[Extracted data entries]
--- Start ---

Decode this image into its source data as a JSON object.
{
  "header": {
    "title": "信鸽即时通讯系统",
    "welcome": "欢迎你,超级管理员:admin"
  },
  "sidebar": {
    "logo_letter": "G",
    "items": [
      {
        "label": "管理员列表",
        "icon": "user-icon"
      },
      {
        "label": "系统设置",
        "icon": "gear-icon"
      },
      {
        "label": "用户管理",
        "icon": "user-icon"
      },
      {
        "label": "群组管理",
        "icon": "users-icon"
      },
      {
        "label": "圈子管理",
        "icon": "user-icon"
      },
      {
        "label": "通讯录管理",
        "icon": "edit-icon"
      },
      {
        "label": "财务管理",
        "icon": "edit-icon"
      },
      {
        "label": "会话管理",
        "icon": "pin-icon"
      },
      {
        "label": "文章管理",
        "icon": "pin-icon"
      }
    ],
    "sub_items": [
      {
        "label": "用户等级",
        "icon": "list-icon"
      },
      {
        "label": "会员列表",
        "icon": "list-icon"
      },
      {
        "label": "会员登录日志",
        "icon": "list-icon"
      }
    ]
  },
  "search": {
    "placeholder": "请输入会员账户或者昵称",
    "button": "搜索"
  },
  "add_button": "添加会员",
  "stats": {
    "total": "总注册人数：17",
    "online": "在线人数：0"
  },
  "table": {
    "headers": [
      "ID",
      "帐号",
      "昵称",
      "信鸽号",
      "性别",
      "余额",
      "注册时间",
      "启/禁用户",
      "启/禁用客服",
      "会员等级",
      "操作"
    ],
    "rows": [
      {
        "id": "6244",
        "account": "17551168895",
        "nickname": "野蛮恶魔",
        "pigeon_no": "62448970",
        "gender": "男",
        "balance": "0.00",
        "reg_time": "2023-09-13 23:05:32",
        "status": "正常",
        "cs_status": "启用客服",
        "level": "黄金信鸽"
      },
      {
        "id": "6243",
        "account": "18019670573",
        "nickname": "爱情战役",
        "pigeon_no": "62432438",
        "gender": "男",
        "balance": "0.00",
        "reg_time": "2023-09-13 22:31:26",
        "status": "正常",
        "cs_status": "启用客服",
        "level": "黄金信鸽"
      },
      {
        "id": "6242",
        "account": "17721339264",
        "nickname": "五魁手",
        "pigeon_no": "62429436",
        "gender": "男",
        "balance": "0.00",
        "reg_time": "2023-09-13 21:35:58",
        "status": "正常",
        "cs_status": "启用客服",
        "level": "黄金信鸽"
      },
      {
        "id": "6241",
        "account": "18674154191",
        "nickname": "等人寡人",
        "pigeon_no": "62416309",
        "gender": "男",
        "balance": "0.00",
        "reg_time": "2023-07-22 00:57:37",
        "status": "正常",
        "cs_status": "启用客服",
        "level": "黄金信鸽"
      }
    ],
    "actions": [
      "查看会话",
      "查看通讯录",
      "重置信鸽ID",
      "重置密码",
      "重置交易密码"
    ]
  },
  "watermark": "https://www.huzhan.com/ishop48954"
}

--- End ---

WORK TO DO
From the records above, extract everything verbatim.

FULL OUTPUT
Decode this image into its source data as a JSON object.
{
  "header": {
    "title": "信鸽即时通讯系统",
    "welcome": "欢迎你,超级管理员:admin"
  },
  "sidebar": {
    "logo_letter": "G",
    "items": [
      {
        "label": "管理员列表",
        "icon": "user-icon"
      },
      {
        "label": "系统设置",
        "icon": "gear-icon"
      },
      {
        "label": "用户管理",
        "icon": "user-icon"
      },
      {
        "label": "群组管理",
        "icon": "users-icon"
      },
      {
        "label": "圈子管理",
        "icon": "user-icon"
      },
      {
        "label": "通讯录管理",
        "icon": "edit-icon"
      },
      {
        "label": "财务管理",
        "icon": "edit-icon"
      },
      {
        "label": "会话管理",
        "icon": "pin-icon"
      },
      {
        "label": "文章管理",
        "icon": "pin-icon"
      }
    ],
    "sub_items": [
      {
        "label": "用户等级",
        "icon": "list-icon"
      },
      {
        "label": "会员列表",
        "icon": "list-icon"
      },
      {
        "label": "会员登录日志",
        "icon": "list-icon"
      }
    ]
  },
  "search": {
    "placeholder": "请输入会员账户或者昵称",
    "button": "搜索"
  },
  "add_button": "添加会员",
  "stats": {
    "total": "总注册人数：17",
    "online": "在线人数：0"
  },
  "table": {
    "headers": [
      "ID",
      "帐号",
      "昵称",
      "信鸽号",
      "性别",
      "余额",
      "注册时间",
      "启/禁用户",
      "启/禁用客服",
      "会员等级",
      "操作"
    ],
    "rows": [
      {
        "id": "6244",
        "account": "17551168895",
        "nickname": "野蛮恶魔",
        "pigeon_no": "62448970",
        "gender": "男",
        "balance": "0.00",
        "reg_time": "2023-09-13 23:05:32",
        "status": "正常",
        "cs_status": "启用客服",
        "level": "黄金信鸽"
      },
      {
        "id": "6243",
        "account": "18019670573",
        "nickname": "爱情战役",
        "pigeon_no": "62432438",
        "gender": "男",
        "balance": "0.00",
        "reg_time": "2023-09-13 22:31:26",
        "status": "正常",
        "cs_status": "启用客服",
        "level": "黄金信鸽"
      },
      {
        "id": "6242",
        "account": "17721339264",
        "nickname": "五魁手",
        "pigeon_no": "62429436",
        "gender": "男",
        "balance": "0.00",
        "reg_time": "2023-09-13 21:35:58",
        "status": "正常",
        "cs_status": "启用客服",
        "level": "黄金信鸽"
      },
      {
        "id": "6241",
        "account": "18674154191",
        "nickname": "等人寡人",
        "pigeon_no": "62416309",
        "gender": "男",
        "balance": "0.00",
        "reg_time": "2023-07-22 00:57:37",
        "status": "正常",
        "cs_status": "启用客服",
        "level": "黄金信鸽"
      }
    ],
    "actions": [
      "查看会话",
      "查看通讯录",
      "重置信鸽ID",
      "重置密码",
      "重置交易密码"
    ]
  },
  "watermark": "https://www.huzhan.com/ishop48954"
}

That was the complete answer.